*Task to carry out*.
Your task is to gather the lines below that hold the string "text".

▬▬▬

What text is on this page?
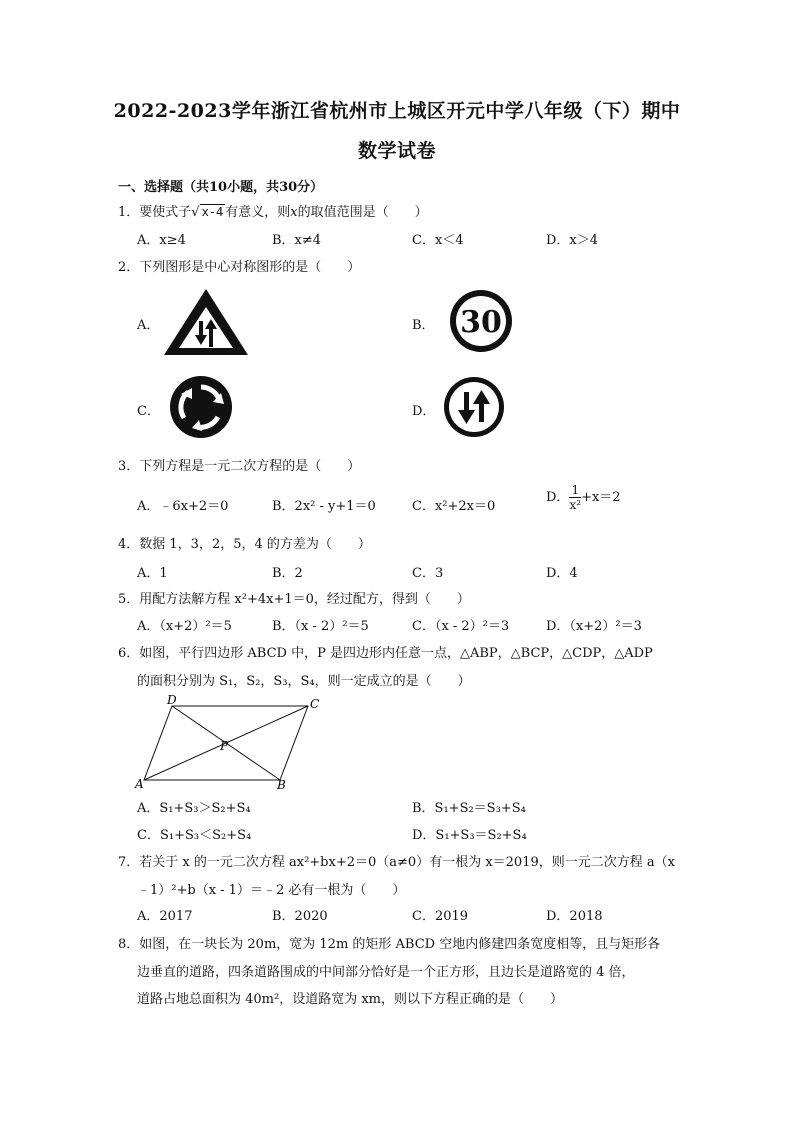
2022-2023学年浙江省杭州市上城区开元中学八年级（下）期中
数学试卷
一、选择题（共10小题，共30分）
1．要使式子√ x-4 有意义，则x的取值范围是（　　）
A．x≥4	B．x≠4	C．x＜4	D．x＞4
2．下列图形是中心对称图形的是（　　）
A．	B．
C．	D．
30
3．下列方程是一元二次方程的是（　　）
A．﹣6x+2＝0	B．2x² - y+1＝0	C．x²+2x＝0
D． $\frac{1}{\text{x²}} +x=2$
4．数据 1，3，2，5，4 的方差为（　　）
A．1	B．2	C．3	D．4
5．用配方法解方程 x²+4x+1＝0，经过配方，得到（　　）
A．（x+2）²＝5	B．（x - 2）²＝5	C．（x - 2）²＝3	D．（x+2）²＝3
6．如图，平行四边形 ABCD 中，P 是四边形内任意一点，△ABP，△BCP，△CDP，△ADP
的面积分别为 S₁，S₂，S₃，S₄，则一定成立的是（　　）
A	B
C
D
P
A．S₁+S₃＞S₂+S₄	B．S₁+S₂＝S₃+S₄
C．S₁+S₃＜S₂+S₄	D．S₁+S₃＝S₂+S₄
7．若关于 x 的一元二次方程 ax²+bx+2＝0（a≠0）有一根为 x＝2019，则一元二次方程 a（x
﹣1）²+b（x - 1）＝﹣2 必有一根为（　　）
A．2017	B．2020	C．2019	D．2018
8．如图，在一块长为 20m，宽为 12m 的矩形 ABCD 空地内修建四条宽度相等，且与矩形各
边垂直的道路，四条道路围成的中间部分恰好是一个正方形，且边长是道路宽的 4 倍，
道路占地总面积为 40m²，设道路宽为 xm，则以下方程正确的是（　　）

▬▬▬

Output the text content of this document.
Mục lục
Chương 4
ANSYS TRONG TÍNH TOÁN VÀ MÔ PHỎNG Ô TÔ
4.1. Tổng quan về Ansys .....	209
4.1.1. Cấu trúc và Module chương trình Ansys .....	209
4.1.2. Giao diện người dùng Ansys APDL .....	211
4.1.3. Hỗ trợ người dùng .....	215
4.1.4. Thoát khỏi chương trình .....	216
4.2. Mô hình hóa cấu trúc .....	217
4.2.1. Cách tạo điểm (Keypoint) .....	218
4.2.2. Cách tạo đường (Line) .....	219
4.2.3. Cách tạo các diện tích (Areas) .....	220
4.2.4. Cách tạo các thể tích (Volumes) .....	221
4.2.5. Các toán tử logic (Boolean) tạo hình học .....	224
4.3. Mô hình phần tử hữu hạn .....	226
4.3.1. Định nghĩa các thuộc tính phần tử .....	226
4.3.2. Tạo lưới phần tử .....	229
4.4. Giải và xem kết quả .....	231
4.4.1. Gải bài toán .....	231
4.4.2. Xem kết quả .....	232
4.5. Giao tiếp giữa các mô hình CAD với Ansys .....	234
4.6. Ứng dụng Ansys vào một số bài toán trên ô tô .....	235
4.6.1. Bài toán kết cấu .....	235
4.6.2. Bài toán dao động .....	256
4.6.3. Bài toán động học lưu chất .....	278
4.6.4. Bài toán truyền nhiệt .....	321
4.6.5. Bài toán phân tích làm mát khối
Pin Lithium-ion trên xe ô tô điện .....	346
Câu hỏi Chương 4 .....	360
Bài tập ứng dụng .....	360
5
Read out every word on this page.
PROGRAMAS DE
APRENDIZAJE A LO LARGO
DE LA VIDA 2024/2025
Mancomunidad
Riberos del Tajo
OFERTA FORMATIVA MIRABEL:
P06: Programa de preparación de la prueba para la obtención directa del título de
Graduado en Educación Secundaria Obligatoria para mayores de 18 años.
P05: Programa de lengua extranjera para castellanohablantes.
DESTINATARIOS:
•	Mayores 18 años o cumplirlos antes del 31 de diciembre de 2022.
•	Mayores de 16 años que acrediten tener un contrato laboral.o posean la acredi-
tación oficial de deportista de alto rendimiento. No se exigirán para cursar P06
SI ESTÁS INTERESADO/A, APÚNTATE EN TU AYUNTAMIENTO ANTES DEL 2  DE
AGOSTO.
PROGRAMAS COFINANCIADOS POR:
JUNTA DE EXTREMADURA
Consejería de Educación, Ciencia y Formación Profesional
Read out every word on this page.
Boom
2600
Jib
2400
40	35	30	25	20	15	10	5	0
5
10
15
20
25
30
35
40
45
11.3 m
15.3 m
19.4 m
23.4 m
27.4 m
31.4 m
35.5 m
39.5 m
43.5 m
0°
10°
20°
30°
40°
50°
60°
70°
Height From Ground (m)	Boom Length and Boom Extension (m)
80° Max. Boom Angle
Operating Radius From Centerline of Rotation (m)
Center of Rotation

▬▬▬

*Final result*.
What text is on this page?
D． $\frac{1}{\text{x²}} +x=2$
Output the text content of this document.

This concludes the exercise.